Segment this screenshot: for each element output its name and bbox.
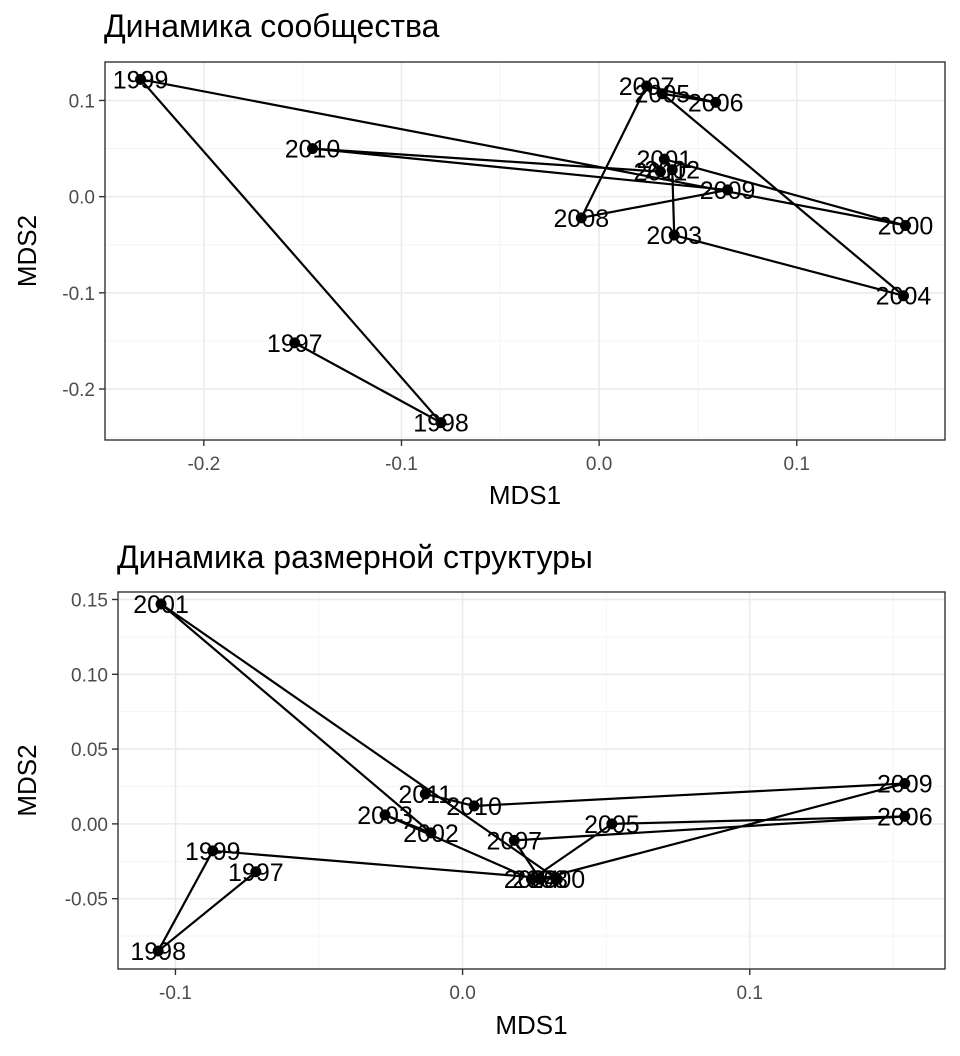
point-label-2001: 2001 bbox=[133, 591, 189, 619]
point-2010 bbox=[307, 143, 319, 155]
y-tick-label: 0.05 bbox=[71, 740, 108, 761]
y-tick-label: 0.1 bbox=[69, 91, 95, 112]
community-dynamics-plot: -0.2 -0.1 0.0 0.1 -0.2 -0.1 0.0 0.1 1997 1998 1999… bbox=[12, 61, 946, 510]
point-label-2004: 2004 bbox=[504, 866, 560, 894]
point-2000 bbox=[551, 873, 563, 885]
point-2006 bbox=[710, 96, 722, 108]
point-2007 bbox=[508, 834, 520, 846]
point-label-1997: 1997 bbox=[228, 859, 284, 887]
x-axis-title: MDS1 bbox=[495, 1010, 567, 1040]
point-1997 bbox=[250, 866, 262, 878]
point-2003 bbox=[379, 809, 391, 821]
x-tick-label: 0.0 bbox=[449, 983, 475, 1004]
y-tick-label: 0.00 bbox=[71, 815, 108, 836]
point-label-2007: 2007 bbox=[619, 73, 675, 101]
size-structure-dynamics-plot: -0.1 0.0 0.1-0.050.000.050.100.15199719981… bbox=[12, 590, 946, 1040]
point-label-1997: 1997 bbox=[267, 330, 323, 358]
point-label-2011: 2011 bbox=[398, 781, 452, 809]
y-tick-label: -0.1 bbox=[62, 284, 95, 305]
x-axis-title: MDS1 bbox=[489, 480, 561, 510]
point-2011 bbox=[419, 788, 431, 800]
point-label-2004: 2004 bbox=[876, 283, 932, 311]
point-2002 bbox=[425, 827, 437, 839]
point-label-2009: 2009 bbox=[700, 177, 756, 205]
point-label-2003: 2003 bbox=[646, 222, 702, 250]
y-tick-label: 0.15 bbox=[71, 590, 108, 611]
point-2008 bbox=[534, 873, 546, 885]
y-tick-label: -0.2 bbox=[62, 380, 95, 401]
point-1998 bbox=[152, 945, 164, 957]
point-2009 bbox=[722, 184, 734, 196]
x-tick-label: -0.2 bbox=[187, 454, 220, 475]
y-axis-title: MDS2 bbox=[12, 744, 42, 816]
point-label-1998: 1998 bbox=[130, 938, 186, 966]
points bbox=[152, 598, 911, 957]
chart-title: Динамика сообщества bbox=[104, 8, 440, 44]
point-label-2002: 2002 bbox=[644, 157, 700, 185]
point-2009 bbox=[899, 777, 911, 789]
point-2010 bbox=[468, 800, 480, 812]
point-2004 bbox=[526, 873, 537, 885]
point-2007 bbox=[641, 80, 653, 92]
point-label-2010: 2010 bbox=[446, 793, 502, 821]
point-label-2011: 2011 bbox=[634, 159, 688, 187]
x-tick-label: 0.1 bbox=[737, 983, 763, 1004]
point-1997 bbox=[289, 337, 301, 349]
point-labels: 1997199819992000200120022003200420052006… bbox=[113, 66, 934, 437]
point-label-2002: 2002 bbox=[403, 820, 459, 848]
point-label-2009: 2009 bbox=[877, 770, 933, 798]
point-label-2006: 2006 bbox=[877, 803, 933, 831]
point-label-1999: 1999 bbox=[113, 66, 169, 94]
plot-frame bbox=[117, 591, 946, 970]
point-2000 bbox=[899, 220, 911, 232]
point-2006 bbox=[899, 810, 911, 822]
point-2002 bbox=[666, 164, 678, 176]
point-2005 bbox=[606, 818, 618, 830]
point-label-1998: 1998 bbox=[413, 410, 469, 438]
point-2001 bbox=[658, 153, 670, 165]
point-2005 bbox=[656, 88, 668, 100]
x-tick-label: 0.1 bbox=[784, 454, 810, 475]
point-1998 bbox=[435, 417, 447, 429]
point-label-2003: 2003 bbox=[357, 802, 413, 830]
point-2003 bbox=[668, 229, 680, 241]
point-1999 bbox=[207, 845, 219, 857]
point-label-2008: 2008 bbox=[512, 866, 568, 894]
point-2011 bbox=[654, 166, 666, 178]
points bbox=[135, 73, 911, 429]
point-label-2007: 2007 bbox=[486, 827, 542, 855]
panel-size-structure-dynamics: Динамика размерной структуры -0.1 0.0 0.1 -… bbox=[0, 528, 960, 1056]
major-gridlines bbox=[105, 62, 945, 440]
point-label-2006: 2006 bbox=[688, 89, 744, 117]
point-label-2010: 2010 bbox=[285, 136, 341, 164]
plot-frame bbox=[104, 61, 946, 441]
point-label-2005: 2005 bbox=[584, 811, 640, 839]
trajectory-line bbox=[139, 78, 907, 424]
x-tick-label: -0.1 bbox=[159, 983, 192, 1004]
y-tick-label: 0.10 bbox=[71, 665, 108, 686]
point-label-2000: 2000 bbox=[530, 866, 586, 894]
x-tick-label: 0.0 bbox=[586, 454, 612, 475]
x-tick-label: -0.1 bbox=[385, 454, 418, 475]
point-label-2005: 2005 bbox=[635, 81, 691, 109]
point-label-2000: 2000 bbox=[878, 213, 934, 241]
chart-title: Динамика размерной структуры bbox=[117, 539, 593, 575]
y-tick-label: -0.05 bbox=[65, 890, 108, 911]
minor-gridlines bbox=[105, 62, 945, 440]
major-gridlines bbox=[118, 592, 945, 969]
point-2008 bbox=[575, 212, 587, 224]
point-label-1999: 1999 bbox=[185, 838, 241, 866]
point-label-2008: 2008 bbox=[554, 205, 610, 233]
y-tick-label: 0.0 bbox=[69, 188, 95, 209]
point-2001 bbox=[155, 598, 167, 610]
minor-gridlines bbox=[118, 592, 945, 969]
panel-community-dynamics: Динамика сообщества -0.2 -0.1 0.0 0.1 -0.2 -0… bbox=[12, 8, 946, 510]
point-1999 bbox=[135, 73, 147, 85]
point-2004 bbox=[897, 290, 909, 302]
y-axis-title: MDS2 bbox=[12, 215, 42, 287]
point-label-2001: 2001 bbox=[637, 146, 693, 174]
════════════════
▸ **Task statement**: Recast the lines above, from the line with "point-label-2001: 2001 bbox=[133, 591, 189, 619]" through the line with "point-label-2004: 2004 bbox=[504, 866, 560, 894]", as a Markdown table with a column Row holding the row number and a column Line holding the line. Leave out any blank lines.

▸ **Written solution**:
| Row | Line |
|---|---|
| 1 | point-label-2001: 2001 bbox=[133, 591, 189, 619] |
| 2 | point-2010 bbox=[307, 143, 319, 155] |
| 3 | y-tick-label: 0.05 bbox=[71, 740, 108, 761] |
| 4 | y-tick-label: 0.1 bbox=[69, 91, 95, 112] |
| 5 | community-dynamics-plot: -0.2 -0.1 0.0 0.1 -0.2 -0.1 0.0 0.1 1997 1998 1999… bbox=[12, 61, 946, 510] |
| 6 | point-label-2004: 2004 bbox=[504, 866, 560, 894] |